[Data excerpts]
******
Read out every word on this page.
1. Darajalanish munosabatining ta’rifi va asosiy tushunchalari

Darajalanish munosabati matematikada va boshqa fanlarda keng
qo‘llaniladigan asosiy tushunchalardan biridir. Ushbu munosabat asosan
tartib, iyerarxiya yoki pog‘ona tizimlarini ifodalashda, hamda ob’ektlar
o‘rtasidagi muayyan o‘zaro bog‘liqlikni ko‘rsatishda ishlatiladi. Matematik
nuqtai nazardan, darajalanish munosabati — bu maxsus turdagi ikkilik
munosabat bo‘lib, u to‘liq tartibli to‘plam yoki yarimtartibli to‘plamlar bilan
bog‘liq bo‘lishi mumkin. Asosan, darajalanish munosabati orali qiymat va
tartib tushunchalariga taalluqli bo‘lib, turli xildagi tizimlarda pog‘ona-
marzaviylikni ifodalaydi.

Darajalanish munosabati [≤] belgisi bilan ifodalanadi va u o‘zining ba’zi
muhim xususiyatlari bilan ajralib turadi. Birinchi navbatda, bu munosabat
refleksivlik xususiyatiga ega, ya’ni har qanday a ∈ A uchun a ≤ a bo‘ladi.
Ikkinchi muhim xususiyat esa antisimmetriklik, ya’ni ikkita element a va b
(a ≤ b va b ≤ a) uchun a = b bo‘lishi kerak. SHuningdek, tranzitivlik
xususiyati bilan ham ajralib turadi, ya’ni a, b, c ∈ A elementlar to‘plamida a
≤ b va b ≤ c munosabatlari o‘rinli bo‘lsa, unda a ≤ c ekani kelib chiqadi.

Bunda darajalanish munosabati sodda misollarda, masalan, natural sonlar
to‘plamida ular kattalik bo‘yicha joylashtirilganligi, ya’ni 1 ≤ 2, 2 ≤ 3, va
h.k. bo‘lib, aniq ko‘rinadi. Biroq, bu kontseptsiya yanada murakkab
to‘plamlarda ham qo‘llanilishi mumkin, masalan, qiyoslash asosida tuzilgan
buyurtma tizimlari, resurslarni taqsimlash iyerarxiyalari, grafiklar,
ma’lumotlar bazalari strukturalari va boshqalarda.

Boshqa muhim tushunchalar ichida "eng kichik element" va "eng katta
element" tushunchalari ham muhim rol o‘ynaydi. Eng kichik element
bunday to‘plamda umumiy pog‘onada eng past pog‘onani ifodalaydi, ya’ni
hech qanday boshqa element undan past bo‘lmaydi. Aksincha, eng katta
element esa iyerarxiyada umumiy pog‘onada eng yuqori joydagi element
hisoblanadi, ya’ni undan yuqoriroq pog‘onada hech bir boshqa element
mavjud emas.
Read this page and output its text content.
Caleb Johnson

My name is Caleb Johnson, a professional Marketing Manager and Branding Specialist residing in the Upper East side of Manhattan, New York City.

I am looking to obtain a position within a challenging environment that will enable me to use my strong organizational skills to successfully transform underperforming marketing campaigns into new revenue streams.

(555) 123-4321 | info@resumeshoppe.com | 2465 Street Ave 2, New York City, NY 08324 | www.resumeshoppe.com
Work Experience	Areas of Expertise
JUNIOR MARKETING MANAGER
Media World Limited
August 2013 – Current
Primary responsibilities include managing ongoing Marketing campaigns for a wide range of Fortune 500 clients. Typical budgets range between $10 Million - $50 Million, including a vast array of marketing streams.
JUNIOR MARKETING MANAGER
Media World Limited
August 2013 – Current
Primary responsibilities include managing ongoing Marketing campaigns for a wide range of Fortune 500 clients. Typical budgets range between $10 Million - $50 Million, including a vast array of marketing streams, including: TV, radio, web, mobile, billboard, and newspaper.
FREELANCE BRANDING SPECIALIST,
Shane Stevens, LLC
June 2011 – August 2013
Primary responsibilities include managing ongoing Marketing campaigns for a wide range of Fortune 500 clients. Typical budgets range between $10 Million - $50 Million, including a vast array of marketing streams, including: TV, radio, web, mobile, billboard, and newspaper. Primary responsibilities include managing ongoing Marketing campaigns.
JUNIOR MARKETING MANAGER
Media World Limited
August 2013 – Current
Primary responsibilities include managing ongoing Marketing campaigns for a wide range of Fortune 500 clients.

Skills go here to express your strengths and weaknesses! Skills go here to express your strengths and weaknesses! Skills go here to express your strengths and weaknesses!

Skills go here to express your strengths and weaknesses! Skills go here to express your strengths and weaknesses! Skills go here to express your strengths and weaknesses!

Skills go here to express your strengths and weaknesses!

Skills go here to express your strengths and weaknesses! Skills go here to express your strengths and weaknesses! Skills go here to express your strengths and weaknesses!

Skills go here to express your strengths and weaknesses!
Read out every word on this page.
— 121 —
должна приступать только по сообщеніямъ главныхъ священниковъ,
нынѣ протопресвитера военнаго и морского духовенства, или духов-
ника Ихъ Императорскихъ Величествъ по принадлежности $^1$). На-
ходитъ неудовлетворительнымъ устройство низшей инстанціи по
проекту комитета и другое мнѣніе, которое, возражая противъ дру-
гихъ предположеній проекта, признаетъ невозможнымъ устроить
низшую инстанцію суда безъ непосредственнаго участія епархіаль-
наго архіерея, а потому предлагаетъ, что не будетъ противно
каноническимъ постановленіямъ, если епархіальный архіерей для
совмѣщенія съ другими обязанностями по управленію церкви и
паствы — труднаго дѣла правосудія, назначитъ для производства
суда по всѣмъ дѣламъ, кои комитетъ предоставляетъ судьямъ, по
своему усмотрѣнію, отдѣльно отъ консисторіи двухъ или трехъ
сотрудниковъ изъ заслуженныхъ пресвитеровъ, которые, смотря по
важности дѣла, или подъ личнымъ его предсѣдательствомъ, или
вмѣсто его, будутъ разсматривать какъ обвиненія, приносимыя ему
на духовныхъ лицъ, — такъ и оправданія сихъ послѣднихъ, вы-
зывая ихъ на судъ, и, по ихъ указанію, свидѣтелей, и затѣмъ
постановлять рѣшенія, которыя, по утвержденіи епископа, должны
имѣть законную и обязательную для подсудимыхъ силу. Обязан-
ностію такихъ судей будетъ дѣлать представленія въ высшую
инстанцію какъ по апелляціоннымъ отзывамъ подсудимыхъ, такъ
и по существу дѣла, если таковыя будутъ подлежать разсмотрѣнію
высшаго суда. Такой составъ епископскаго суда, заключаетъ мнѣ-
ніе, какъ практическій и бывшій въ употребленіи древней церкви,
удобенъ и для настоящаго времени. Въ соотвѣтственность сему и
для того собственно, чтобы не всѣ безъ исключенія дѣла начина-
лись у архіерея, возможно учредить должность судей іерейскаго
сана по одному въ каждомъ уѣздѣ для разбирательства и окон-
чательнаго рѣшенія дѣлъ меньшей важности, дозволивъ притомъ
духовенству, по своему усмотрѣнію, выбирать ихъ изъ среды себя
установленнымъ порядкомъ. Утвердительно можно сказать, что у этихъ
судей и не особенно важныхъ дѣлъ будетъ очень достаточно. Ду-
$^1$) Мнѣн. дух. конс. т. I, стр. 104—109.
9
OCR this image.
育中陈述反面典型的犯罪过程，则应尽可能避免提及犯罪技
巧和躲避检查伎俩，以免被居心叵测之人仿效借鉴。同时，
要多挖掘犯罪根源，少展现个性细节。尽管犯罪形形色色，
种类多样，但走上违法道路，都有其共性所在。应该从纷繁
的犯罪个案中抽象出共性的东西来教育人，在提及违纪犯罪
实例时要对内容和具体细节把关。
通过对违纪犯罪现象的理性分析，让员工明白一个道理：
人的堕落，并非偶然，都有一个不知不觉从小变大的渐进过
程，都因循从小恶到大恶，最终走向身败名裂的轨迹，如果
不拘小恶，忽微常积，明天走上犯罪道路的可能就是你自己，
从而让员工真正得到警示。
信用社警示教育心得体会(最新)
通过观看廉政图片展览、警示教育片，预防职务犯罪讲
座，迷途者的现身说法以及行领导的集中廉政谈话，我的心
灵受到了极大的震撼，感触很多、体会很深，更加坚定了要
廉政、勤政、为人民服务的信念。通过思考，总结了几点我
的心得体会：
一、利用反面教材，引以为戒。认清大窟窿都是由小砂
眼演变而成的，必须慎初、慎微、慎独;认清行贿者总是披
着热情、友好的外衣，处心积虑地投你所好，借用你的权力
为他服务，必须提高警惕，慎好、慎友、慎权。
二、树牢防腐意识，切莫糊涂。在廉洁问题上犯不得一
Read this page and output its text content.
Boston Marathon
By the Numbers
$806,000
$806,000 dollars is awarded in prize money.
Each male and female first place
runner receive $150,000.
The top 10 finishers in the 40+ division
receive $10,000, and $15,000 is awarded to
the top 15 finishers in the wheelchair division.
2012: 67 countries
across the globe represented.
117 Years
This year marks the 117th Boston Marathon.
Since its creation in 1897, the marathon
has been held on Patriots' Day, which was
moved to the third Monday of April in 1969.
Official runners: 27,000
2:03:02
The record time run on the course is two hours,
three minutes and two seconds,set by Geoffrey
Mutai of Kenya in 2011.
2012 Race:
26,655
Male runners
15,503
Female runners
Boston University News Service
******
GIVEN INSTRUCTION: Give only the number of lines in the entries above that hold the string "ifodalaydi".

RESPONSE TO THIS EXERCISE: 2